▶ **DATA FOR THE TASK**:
::::

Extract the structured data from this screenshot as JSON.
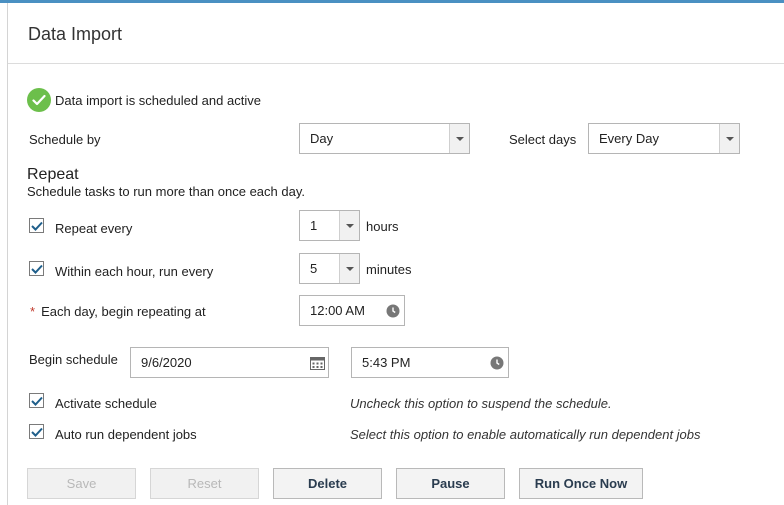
{
  "title": "Data Import",
  "status": {
    "text": "Data import is scheduled and active",
    "icon": "check-circle-icon",
    "color": "#6cbf4b"
  },
  "schedule_by": {
    "label": "Schedule by",
    "value": "Day"
  },
  "select_days": {
    "label": "Select days",
    "value": "Every Day"
  },
  "repeat": {
    "heading": "Repeat",
    "description": "Schedule tasks to run more than once each day.",
    "repeat_every": {
      "label": "Repeat every",
      "checked": true,
      "value": "1",
      "unit": "hours"
    },
    "within_hour": {
      "label": "Within each hour, run every",
      "checked": true,
      "value": "5",
      "unit": "minutes"
    },
    "begin_repeating": {
      "required_mark": "*",
      "label": "Each day, begin repeating at",
      "value": "12:00 AM"
    }
  },
  "begin_schedule": {
    "label": "Begin schedule",
    "date": "9/6/2020",
    "time": "5:43 PM"
  },
  "activate": {
    "label": "Activate schedule",
    "checked": true,
    "hint": "Uncheck this option to suspend the schedule."
  },
  "auto_run": {
    "label": "Auto run dependent jobs",
    "checked": true,
    "hint": "Select this option to enable automatically run dependent jobs"
  },
  "buttons": {
    "save": "Save",
    "reset": "Reset",
    "delete": "Delete",
    "pause": "Pause",
    "run_once": "Run Once Now"
  },
  "colors": {
    "accent": "#4a90c2",
    "checkbox": "#1f5f8b",
    "required": "#c0392b"
  }
}
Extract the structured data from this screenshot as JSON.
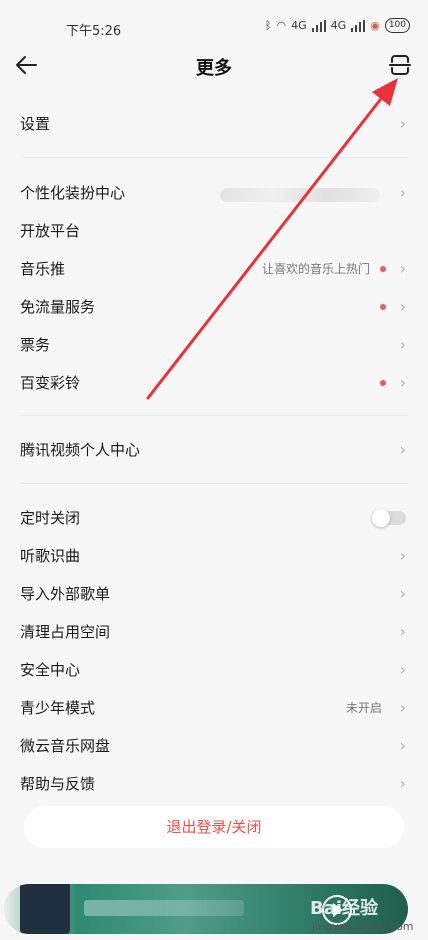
{
  "status": {
    "time": "下午5:26",
    "network1": "4G",
    "network2": "4G",
    "battery": "100"
  },
  "header": {
    "title": "更多"
  },
  "group1": [
    {
      "label": "设置"
    }
  ],
  "group2": [
    {
      "label": "个性化装扮中心",
      "hint": ""
    },
    {
      "label": "开放平台",
      "hint": ""
    },
    {
      "label": "音乐推",
      "hint": "让喜欢的音乐上热门"
    },
    {
      "label": "免流量服务",
      "hint": ""
    },
    {
      "label": "票务",
      "hint": ""
    },
    {
      "label": "百变彩铃",
      "hint": ""
    }
  ],
  "group3": [
    {
      "label": "腾讯视频个人中心"
    }
  ],
  "group4": [
    {
      "label": "定时关闭",
      "hint": ""
    },
    {
      "label": "听歌识曲",
      "hint": ""
    },
    {
      "label": "导入外部歌单",
      "hint": ""
    },
    {
      "label": "清理占用空间",
      "hint": ""
    },
    {
      "label": "安全中心",
      "hint": ""
    },
    {
      "label": "青少年模式",
      "hint": "未开启"
    },
    {
      "label": "微云音乐网盘",
      "hint": ""
    },
    {
      "label": "帮助与反馈",
      "hint": ""
    }
  ],
  "logout_label": "退出登录/关闭",
  "watermark": {
    "brand": "Bai经验",
    "url": "jingyan.baidu.com"
  },
  "colors": {
    "accent": "#e5534b",
    "arrow": "#e8313a",
    "dot": "#ef5a5a"
  }
}
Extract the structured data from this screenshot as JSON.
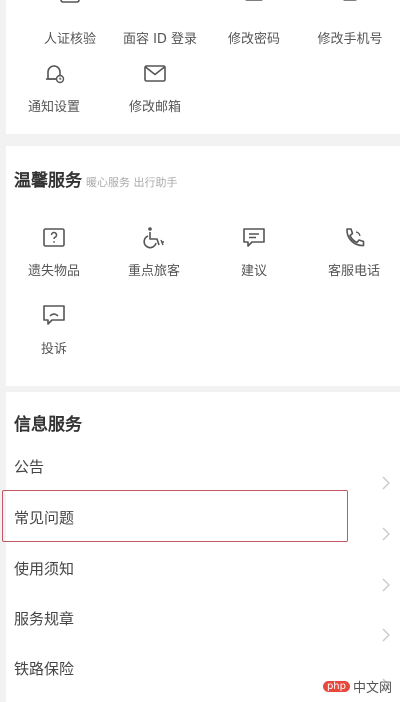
{
  "account": {
    "items": [
      {
        "label": "人证核验",
        "icon": "id-check-icon"
      },
      {
        "label": "面容 ID 登录",
        "icon": "face-id-icon"
      },
      {
        "label": "修改密码",
        "icon": "password-icon"
      },
      {
        "label": "修改手机号",
        "icon": "phone-edit-icon"
      },
      {
        "label": "通知设置",
        "icon": "bell-settings-icon"
      },
      {
        "label": "修改邮箱",
        "icon": "mail-icon"
      }
    ]
  },
  "warm_service": {
    "title": "温馨服务",
    "subtitle": "暖心服务 出行助手",
    "items": [
      {
        "label": "遗失物品",
        "icon": "question-box-icon"
      },
      {
        "label": "重点旅客",
        "icon": "wheelchair-icon"
      },
      {
        "label": "建议",
        "icon": "message-icon"
      },
      {
        "label": "客服电话",
        "icon": "phone-icon"
      },
      {
        "label": "投诉",
        "icon": "complaint-icon"
      }
    ]
  },
  "info_service": {
    "title": "信息服务",
    "items": [
      {
        "label": "公告"
      },
      {
        "label": "常见问题"
      },
      {
        "label": "使用须知"
      },
      {
        "label": "服务规章"
      },
      {
        "label": "铁路保险"
      }
    ]
  },
  "watermark": {
    "badge": "php",
    "text": "中文网"
  }
}
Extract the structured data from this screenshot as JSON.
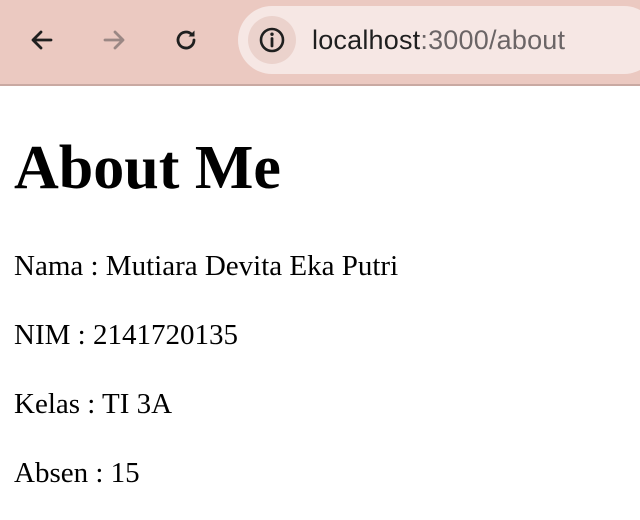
{
  "browser": {
    "url_host": "localhost",
    "url_rest": ":3000/about",
    "icons": {
      "back": "arrow-left-icon",
      "forward": "arrow-right-icon",
      "reload": "reload-icon",
      "site_info": "info-icon"
    },
    "colors": {
      "toolbar": "#ebc9c1",
      "omnibox": "#f6e7e4"
    }
  },
  "page": {
    "title": "About Me",
    "lines": [
      "Nama : Mutiara Devita Eka Putri",
      "NIM : 2141720135",
      "Kelas : TI 3A",
      "Absen : 15"
    ]
  }
}
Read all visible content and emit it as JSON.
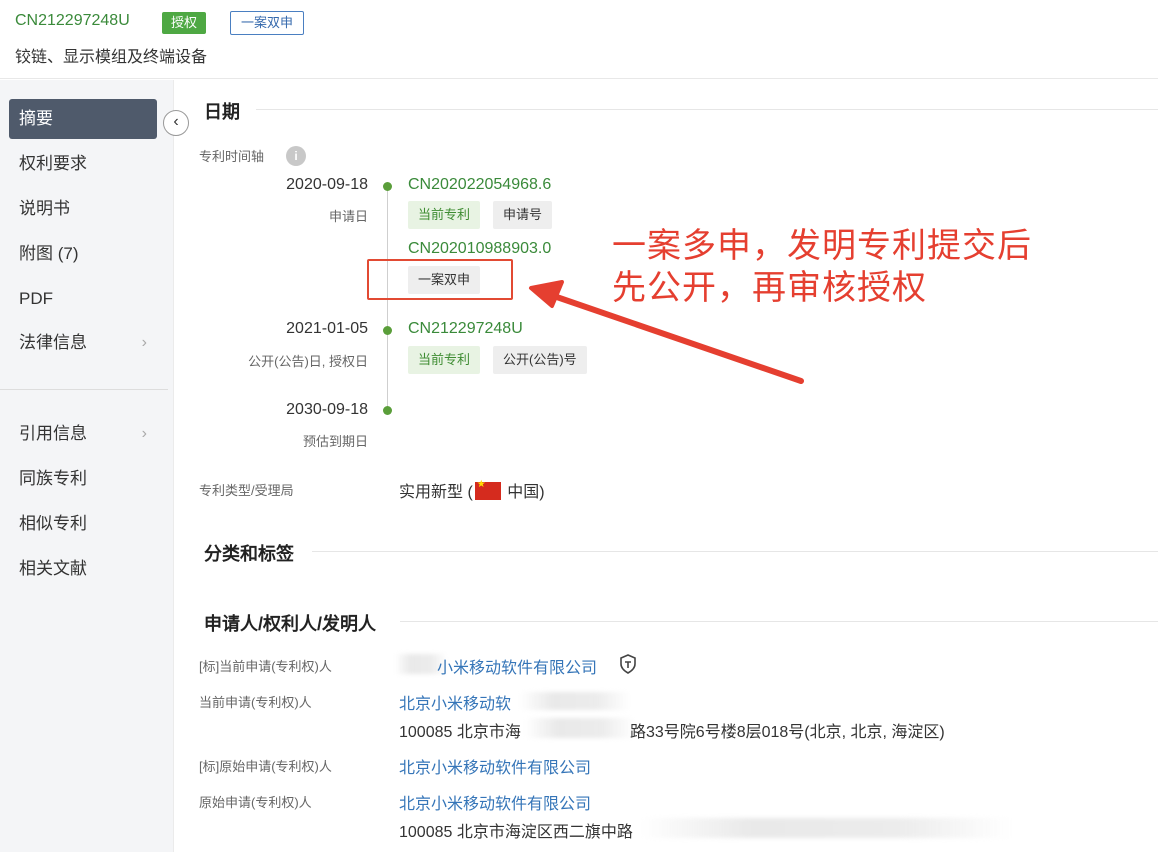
{
  "header": {
    "patent_number": "CN212297248U",
    "status_badge": "授权",
    "dual_badge": "一案双申",
    "title": "铰链、显示模组及终端设备"
  },
  "sidebar": {
    "collapse_icon": "‹",
    "items": [
      {
        "label": "摘要",
        "active": true
      },
      {
        "label": "权利要求"
      },
      {
        "label": "说明书"
      },
      {
        "label": "附图 (7)"
      },
      {
        "label": "PDF"
      },
      {
        "label": "法律信息",
        "chevron": "›"
      },
      {
        "label": "引用信息",
        "chevron": "›"
      },
      {
        "label": "同族专利"
      },
      {
        "label": "相似专利"
      },
      {
        "label": "相关文献"
      }
    ]
  },
  "sections": {
    "dates": "日期",
    "classification": "分类和标签",
    "applicants": "申请人/权利人/发明人"
  },
  "timeline": {
    "label": "专利时间轴",
    "info_icon": "i",
    "entries": [
      {
        "date": "2020-09-18",
        "sub": "申请日",
        "number": "CN202022054968.6",
        "tags": [
          "当前专利",
          "申请号"
        ]
      },
      {
        "number": "CN202010988903.0",
        "tags": [
          "一案双申"
        ]
      },
      {
        "date": "2021-01-05",
        "sub": "公开(公告)日, 授权日",
        "number": "CN212297248U",
        "tags": [
          "当前专利",
          "公开(公告)号"
        ]
      },
      {
        "date": "2030-09-18",
        "sub": "预估到期日"
      }
    ]
  },
  "patent_type": {
    "label": "专利类型/受理局",
    "value_prefix": "实用新型 (",
    "value_suffix": " 中国)"
  },
  "applicants": [
    {
      "label": "[标]当前申请(专利权)人",
      "value": "小米移动软件有限公司"
    },
    {
      "label": "当前申请(专利权)人",
      "value": "北京小米移动软",
      "address_a": "100085 北京市海",
      "address_b": "路33号院6号楼8层018号(北京, 北京, 海淀区)"
    },
    {
      "label": "[标]原始申请(专利权)人",
      "value": "北京小米移动软件有限公司"
    },
    {
      "label": "原始申请(专利权)人",
      "value": "北京小米移动软件有限公司",
      "address": "100085 北京市海淀区西二旗中路"
    }
  ],
  "annotation": {
    "line1": "一案多申，发明专利提交后",
    "line2": "先公开，再审核授权",
    "color": "#e53f30"
  },
  "colors": {
    "accent_green": "#4ea843",
    "link_blue": "#3575b8",
    "sidebar_active": "#4f5a6b"
  }
}
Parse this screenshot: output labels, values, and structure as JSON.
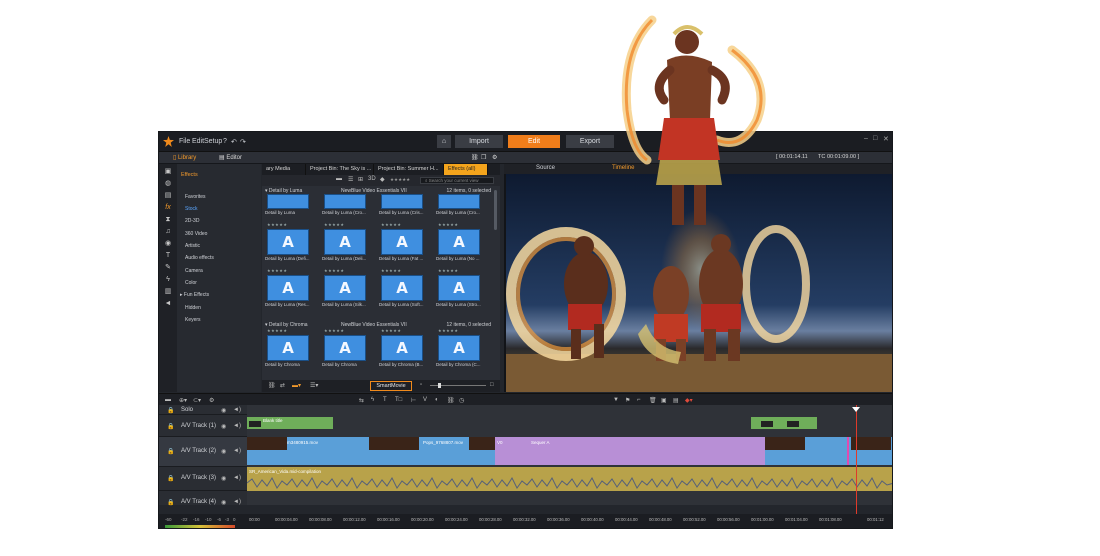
{
  "menu": {
    "file": "File",
    "edit": "Edit",
    "setup": "Setup"
  },
  "nav": {
    "import": "Import",
    "edit": "Edit",
    "export": "Export",
    "home_icon": "home-icon"
  },
  "library_tabs": {
    "library": "Library",
    "editor": "Editor"
  },
  "categories": [
    "Effects",
    "Favorites",
    "Stock",
    "2D-3D",
    "360 Video",
    "Artistic",
    "Audio effects",
    "Camera",
    "Color",
    "Fun Effects",
    "Hidden",
    "Keyers"
  ],
  "bins": [
    "ary Media",
    "Project Bin: The Sky is ...",
    "Project Bin: Summer H...",
    "Effects (all)"
  ],
  "search": {
    "placeholder": "Search your current view"
  },
  "groups": [
    {
      "name": "Detail by Luma",
      "mid": "NewBlue Video Essentials VII",
      "right": "12 items, 0 selected"
    },
    {
      "name": "Detail by Chroma",
      "mid": "NewBlue Video Essentials VII",
      "right": "12 items, 0 selected"
    }
  ],
  "row0_labels": [
    "Detail by Luma",
    "Detail by Luma (Cro...",
    "Detail by Luma (Cris...",
    "Detail by Luma (Cro..."
  ],
  "row1_labels": [
    "Detail by Luma (Defi...",
    "Detail by Luma (Deli...",
    "Detail by Luma (Fat ...",
    "Detail by Luma (No ..."
  ],
  "row2_labels": [
    "Detail by Luma (Res...",
    "Detail by Luma (Silk...",
    "Detail by Luma (Soft...",
    "Detail by Luma (Stro..."
  ],
  "row3_labels": [
    "Detail by Chroma",
    "Detail by Chroma",
    "Detail by Chroma (B...",
    "Detail by Chroma (C..."
  ],
  "tile_glyph": "A",
  "stars": "★★★★★",
  "smartmovie": "SmartMovie",
  "preview": {
    "source": "Source",
    "timeline": "Timeline",
    "tc_left": "[ 00:01:14.11",
    "tc_label": "TC",
    "tc_right": "00:01:09.00 ]"
  },
  "tracks": [
    {
      "name": "Solo"
    },
    {
      "name": "A/V Track (1)"
    },
    {
      "name": "A/V Track (2)"
    },
    {
      "name": "A/V Track (3)"
    },
    {
      "name": "A/V Track (4)"
    }
  ],
  "clips": {
    "blank_title": "Blank title",
    "clip_a": "m3480915.mov",
    "clip_b": "Pops_9768807.mov",
    "clip_c": "Sequer A",
    "clip_c_prefix": "V0",
    "audio": "SR_American_Vida.mid-compilation"
  },
  "ruler": [
    "00:00",
    "00:00:04.00",
    "00:00:08.00",
    "00:00:12.00",
    "00:00:16.00",
    "00:00:20.00",
    "00:00:24.00",
    "00:00:28.00",
    "00:00:32.00",
    "00:00:36.00",
    "00:00:40.00",
    "00:00:44.00",
    "00:00:48.00",
    "00:00:52.00",
    "00:00:56.00",
    "00:01:00.00",
    "00:01:04.00",
    "00:01:08.00",
    "00:01:12"
  ],
  "levels": [
    "-60",
    "-22",
    "-16",
    "-10",
    "-6",
    "-3",
    "0"
  ],
  "colors": {
    "accent": "#f07d1a",
    "tile_blue": "#3f8fe0",
    "video_clip": "#5a9fd8",
    "purple_clip": "#b88fd6",
    "audio_clip": "#b8a24a",
    "title_clip": "#6fae5a"
  }
}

::::

▶ **SET EXERCISE**: For each line of the entries that includes "arrow", show that line.

▶ **ANSWER TO THIS TASK**:
    "arrow": "#e8313a",
      "back": "arrow-left-icon",
      "forward": "arrow-right-icon",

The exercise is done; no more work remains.